Task details. Copy every record word for word.

--- BEGIN ---

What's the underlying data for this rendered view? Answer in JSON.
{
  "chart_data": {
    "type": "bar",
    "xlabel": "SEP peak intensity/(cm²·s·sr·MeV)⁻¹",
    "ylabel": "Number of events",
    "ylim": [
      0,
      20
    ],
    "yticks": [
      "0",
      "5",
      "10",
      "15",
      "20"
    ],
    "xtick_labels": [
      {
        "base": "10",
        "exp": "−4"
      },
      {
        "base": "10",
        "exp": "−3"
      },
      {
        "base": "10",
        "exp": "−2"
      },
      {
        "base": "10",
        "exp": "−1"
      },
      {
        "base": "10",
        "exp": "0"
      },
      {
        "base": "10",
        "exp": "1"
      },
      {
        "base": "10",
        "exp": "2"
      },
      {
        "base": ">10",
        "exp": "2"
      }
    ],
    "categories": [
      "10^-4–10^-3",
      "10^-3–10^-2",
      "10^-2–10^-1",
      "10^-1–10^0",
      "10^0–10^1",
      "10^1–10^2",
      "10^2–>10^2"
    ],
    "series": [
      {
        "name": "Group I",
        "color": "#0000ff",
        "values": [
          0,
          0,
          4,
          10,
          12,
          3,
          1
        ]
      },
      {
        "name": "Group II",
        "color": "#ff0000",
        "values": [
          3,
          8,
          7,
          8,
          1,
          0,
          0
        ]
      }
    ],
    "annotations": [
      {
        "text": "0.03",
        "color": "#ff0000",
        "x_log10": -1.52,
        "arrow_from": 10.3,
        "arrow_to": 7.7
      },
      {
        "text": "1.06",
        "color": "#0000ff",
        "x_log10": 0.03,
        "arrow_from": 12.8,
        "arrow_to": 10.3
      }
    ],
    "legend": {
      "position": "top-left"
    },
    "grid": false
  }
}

--- END ---

Correct result.
What's the underlying data for this rendered view? Answer in JSON.
{
  "chart_data": {
    "type": "bar",
    "xlabel": "SEP peak intensity/(cm²·s·sr·MeV)⁻¹",
    "ylabel": "Number of events",
    "ylim": [
      0,
      20
    ],
    "yticks": [
      "0",
      "5",
      "10",
      "15",
      "20"
    ],
    "xtick_labels": [
      {
        "base": "10",
        "exp": "−4"
      },
      {
        "base": "10",
        "exp": "−3"
      },
      {
        "base": "10",
        "exp": "−2"
      },
      {
        "base": "10",
        "exp": "−1"
      },
      {
        "base": "10",
        "exp": "0"
      },
      {
        "base": "10",
        "exp": "1"
      },
      {
        "base": "10",
        "exp": "2"
      },
      {
        "base": ">10",
        "exp": "2"
      }
    ],
    "categories": [
      "10^-4–10^-3",
      "10^-3–10^-2",
      "10^-2–10^-1",
      "10^-1–10^0",
      "10^0–10^1",
      "10^1–10^2",
      "10^2–>10^2"
    ],
    "series": [
      {
        "name": "Group I",
        "color": "#0000ff",
        "values": [
          0,
          0,
          4,
          10,
          12,
          3,
          1
        ]
      },
      {
        "name": "Group II",
        "color": "#ff0000",
        "values": [
          3,
          8,
          7,
          8,
          1,
          0,
          0
        ]
      }
    ],
    "annotations": [
      {
        "text": "0.03",
        "color": "#ff0000",
        "x_log10": -1.52,
        "arrow_from": 10.3,
        "arrow_to": 7.7
      },
      {
        "text": "1.06",
        "color": "#0000ff",
        "x_log10": 0.03,
        "arrow_from": 12.8,
        "arrow_to": 10.3
      }
    ],
    "legend": {
      "position": "top-left"
    },
    "grid": false
  }
}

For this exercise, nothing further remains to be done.